--- START OF Record set ---
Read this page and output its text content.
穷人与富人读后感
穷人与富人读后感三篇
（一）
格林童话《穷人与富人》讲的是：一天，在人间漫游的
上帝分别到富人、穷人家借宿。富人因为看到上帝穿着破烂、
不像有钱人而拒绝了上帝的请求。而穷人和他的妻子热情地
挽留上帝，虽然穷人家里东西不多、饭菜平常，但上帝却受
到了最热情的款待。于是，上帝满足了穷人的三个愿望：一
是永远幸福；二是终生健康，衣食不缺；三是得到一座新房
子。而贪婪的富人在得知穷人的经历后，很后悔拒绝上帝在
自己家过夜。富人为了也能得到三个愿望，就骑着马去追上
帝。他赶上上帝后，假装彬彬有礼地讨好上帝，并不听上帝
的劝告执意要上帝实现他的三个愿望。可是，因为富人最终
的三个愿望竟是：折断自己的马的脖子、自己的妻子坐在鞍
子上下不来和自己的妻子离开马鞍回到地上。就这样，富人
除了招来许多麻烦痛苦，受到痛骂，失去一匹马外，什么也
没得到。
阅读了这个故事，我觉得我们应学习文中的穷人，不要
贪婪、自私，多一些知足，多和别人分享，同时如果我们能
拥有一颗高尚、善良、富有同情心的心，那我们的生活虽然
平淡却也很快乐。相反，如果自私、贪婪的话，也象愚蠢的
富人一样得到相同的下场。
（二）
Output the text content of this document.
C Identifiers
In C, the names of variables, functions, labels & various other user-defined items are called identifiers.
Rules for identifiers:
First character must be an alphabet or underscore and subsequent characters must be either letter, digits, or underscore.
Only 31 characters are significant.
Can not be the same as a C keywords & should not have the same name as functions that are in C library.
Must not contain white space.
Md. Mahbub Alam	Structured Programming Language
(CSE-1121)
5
--- END OF Record set ---
* [Work to be completed] Copy every line in the entries above that has the string "functions" in it.

* [Correct response]
In C, the names of variables, functions, labels & various other user-defined items are called identifiers.
Can not be the same as a C keywords & should not have the same name as functions that are in C library.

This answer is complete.